Exercise prompt:
Check each line of the material below, and copy it if it holds the string "text".
============================================================
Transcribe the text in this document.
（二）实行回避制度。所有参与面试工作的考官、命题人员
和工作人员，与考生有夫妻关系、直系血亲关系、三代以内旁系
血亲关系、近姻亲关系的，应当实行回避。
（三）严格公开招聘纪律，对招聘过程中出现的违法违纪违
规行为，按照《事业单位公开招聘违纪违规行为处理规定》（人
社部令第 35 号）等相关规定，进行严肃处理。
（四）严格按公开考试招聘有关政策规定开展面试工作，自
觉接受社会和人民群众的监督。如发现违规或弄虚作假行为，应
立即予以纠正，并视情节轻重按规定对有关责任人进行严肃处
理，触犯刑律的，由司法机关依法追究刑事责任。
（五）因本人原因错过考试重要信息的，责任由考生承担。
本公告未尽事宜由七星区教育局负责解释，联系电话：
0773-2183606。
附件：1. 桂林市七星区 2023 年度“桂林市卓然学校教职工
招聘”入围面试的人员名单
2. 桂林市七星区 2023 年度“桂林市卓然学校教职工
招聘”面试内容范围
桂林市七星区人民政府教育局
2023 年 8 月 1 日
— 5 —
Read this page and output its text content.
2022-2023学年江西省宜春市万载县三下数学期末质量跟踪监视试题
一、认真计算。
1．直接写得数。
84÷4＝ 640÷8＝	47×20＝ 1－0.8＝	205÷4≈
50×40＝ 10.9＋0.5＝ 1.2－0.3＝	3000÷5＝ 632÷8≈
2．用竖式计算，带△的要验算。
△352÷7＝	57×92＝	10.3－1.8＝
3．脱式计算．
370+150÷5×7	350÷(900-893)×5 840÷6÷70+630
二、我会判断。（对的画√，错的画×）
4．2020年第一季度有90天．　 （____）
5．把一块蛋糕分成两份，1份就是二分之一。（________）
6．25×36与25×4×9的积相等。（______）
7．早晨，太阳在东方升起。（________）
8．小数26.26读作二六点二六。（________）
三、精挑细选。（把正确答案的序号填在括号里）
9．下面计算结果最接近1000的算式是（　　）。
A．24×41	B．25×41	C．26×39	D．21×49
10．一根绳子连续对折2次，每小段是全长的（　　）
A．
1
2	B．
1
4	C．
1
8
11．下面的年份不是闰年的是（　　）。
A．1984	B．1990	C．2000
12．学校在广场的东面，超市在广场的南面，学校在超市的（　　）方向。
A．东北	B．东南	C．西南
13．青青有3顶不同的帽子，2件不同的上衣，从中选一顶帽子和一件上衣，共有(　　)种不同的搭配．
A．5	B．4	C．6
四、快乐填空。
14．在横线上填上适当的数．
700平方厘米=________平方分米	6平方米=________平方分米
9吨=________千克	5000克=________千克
============================================================
Response:
Transcribe the text in this document.
Read this page and output its text content.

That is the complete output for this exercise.